JOB:
Write out the whole listing word for word.
-- Start of THE DATA --
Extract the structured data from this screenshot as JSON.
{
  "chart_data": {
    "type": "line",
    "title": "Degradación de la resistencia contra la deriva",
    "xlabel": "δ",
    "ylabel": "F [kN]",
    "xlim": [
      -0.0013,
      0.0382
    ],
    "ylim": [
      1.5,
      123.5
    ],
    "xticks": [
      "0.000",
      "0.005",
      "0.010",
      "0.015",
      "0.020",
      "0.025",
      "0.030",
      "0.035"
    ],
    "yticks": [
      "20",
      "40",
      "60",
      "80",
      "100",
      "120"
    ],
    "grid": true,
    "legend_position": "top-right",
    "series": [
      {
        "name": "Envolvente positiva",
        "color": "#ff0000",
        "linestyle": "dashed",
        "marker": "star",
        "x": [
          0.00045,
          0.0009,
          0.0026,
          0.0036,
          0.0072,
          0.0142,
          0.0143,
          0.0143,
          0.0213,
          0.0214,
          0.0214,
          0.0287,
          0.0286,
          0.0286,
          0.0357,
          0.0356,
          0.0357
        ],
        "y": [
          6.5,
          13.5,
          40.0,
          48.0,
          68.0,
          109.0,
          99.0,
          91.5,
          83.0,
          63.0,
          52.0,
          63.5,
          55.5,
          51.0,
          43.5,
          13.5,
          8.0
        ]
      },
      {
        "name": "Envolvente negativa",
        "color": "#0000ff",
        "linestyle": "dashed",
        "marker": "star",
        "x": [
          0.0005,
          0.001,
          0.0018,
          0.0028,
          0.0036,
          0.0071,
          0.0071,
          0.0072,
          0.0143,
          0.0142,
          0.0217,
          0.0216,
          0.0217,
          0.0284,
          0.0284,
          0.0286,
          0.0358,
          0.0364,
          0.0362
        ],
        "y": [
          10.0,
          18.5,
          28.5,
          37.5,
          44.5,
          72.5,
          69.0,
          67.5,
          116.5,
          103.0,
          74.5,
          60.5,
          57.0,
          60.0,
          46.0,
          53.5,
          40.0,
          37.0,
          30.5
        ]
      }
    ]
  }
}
-- End of THE DATA --
RESULT FOR THIS EXERCISE:
Extract the structured data from this screenshot as JSON.
{
  "chart_data": {
    "type": "line",
    "title": "Degradación de la resistencia contra la deriva",
    "xlabel": "δ",
    "ylabel": "F [kN]",
    "xlim": [
      -0.0013,
      0.0382
    ],
    "ylim": [
      1.5,
      123.5
    ],
    "xticks": [
      "0.000",
      "0.005",
      "0.010",
      "0.015",
      "0.020",
      "0.025",
      "0.030",
      "0.035"
    ],
    "yticks": [
      "20",
      "40",
      "60",
      "80",
      "100",
      "120"
    ],
    "grid": true,
    "legend_position": "top-right",
    "series": [
      {
        "name": "Envolvente positiva",
        "color": "#ff0000",
        "linestyle": "dashed",
        "marker": "star",
        "x": [
          0.00045,
          0.0009,
          0.0026,
          0.0036,
          0.0072,
          0.0142,
          0.0143,
          0.0143,
          0.0213,
          0.0214,
          0.0214,
          0.0287,
          0.0286,
          0.0286,
          0.0357,
          0.0356,
          0.0357
        ],
        "y": [
          6.5,
          13.5,
          40.0,
          48.0,
          68.0,
          109.0,
          99.0,
          91.5,
          83.0,
          63.0,
          52.0,
          63.5,
          55.5,
          51.0,
          43.5,
          13.5,
          8.0
        ]
      },
      {
        "name": "Envolvente negativa",
        "color": "#0000ff",
        "linestyle": "dashed",
        "marker": "star",
        "x": [
          0.0005,
          0.001,
          0.0018,
          0.0028,
          0.0036,
          0.0071,
          0.0071,
          0.0072,
          0.0143,
          0.0142,
          0.0217,
          0.0216,
          0.0217,
          0.0284,
          0.0284,
          0.0286,
          0.0358,
          0.0364,
          0.0362
        ],
        "y": [
          10.0,
          18.5,
          28.5,
          37.5,
          44.5,
          72.5,
          69.0,
          67.5,
          116.5,
          103.0,
          74.5,
          60.5,
          57.0,
          60.0,
          46.0,
          53.5,
          40.0,
          37.0,
          30.5
        ]
      }
    ]
  }
}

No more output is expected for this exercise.